### What the task requires
Without omission or alteration, write out all of the data.

### Exercise materials

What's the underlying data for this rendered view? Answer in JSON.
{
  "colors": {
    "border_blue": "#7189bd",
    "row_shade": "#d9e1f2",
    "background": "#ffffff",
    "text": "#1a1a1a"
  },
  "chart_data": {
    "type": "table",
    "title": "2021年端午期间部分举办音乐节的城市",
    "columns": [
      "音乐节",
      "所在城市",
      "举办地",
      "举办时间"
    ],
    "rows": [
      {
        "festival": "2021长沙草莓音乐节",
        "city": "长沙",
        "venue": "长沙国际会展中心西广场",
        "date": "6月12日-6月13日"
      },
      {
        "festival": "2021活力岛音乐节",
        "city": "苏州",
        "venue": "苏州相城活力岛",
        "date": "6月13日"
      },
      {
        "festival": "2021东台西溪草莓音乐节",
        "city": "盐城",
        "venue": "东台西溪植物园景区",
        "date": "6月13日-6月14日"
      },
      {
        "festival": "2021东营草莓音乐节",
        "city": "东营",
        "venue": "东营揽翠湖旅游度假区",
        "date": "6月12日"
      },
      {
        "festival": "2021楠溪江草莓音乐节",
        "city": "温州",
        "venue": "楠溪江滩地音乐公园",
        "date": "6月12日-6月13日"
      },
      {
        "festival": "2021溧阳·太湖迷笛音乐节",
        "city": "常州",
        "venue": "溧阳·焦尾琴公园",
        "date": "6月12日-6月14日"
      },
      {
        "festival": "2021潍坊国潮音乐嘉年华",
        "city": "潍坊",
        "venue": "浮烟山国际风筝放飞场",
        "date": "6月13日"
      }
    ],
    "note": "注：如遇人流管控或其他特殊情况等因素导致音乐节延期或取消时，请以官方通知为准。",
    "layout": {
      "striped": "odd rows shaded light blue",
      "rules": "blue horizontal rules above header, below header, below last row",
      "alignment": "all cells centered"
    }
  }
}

### Written response
What's the underlying data for this rendered view? Answer in JSON.
{
  "colors": {
    "border_blue": "#7189bd",
    "row_shade": "#d9e1f2",
    "background": "#ffffff",
    "text": "#1a1a1a"
  },
  "chart_data": {
    "type": "table",
    "title": "2021年端午期间部分举办音乐节的城市",
    "columns": [
      "音乐节",
      "所在城市",
      "举办地",
      "举办时间"
    ],
    "rows": [
      {
        "festival": "2021长沙草莓音乐节",
        "city": "长沙",
        "venue": "长沙国际会展中心西广场",
        "date": "6月12日-6月13日"
      },
      {
        "festival": "2021活力岛音乐节",
        "city": "苏州",
        "venue": "苏州相城活力岛",
        "date": "6月13日"
      },
      {
        "festival": "2021东台西溪草莓音乐节",
        "city": "盐城",
        "venue": "东台西溪植物园景区",
        "date": "6月13日-6月14日"
      },
      {
        "festival": "2021东营草莓音乐节",
        "city": "东营",
        "venue": "东营揽翠湖旅游度假区",
        "date": "6月12日"
      },
      {
        "festival": "2021楠溪江草莓音乐节",
        "city": "温州",
        "venue": "楠溪江滩地音乐公园",
        "date": "6月12日-6月13日"
      },
      {
        "festival": "2021溧阳·太湖迷笛音乐节",
        "city": "常州",
        "venue": "溧阳·焦尾琴公园",
        "date": "6月12日-6月14日"
      },
      {
        "festival": "2021潍坊国潮音乐嘉年华",
        "city": "潍坊",
        "venue": "浮烟山国际风筝放飞场",
        "date": "6月13日"
      }
    ],
    "note": "注：如遇人流管控或其他特殊情况等因素导致音乐节延期或取消时，请以官方通知为准。",
    "layout": {
      "striped": "odd rows shaded light blue",
      "rules": "blue horizontal rules above header, below header, below last row",
      "alignment": "all cells centered"
    }
  }
}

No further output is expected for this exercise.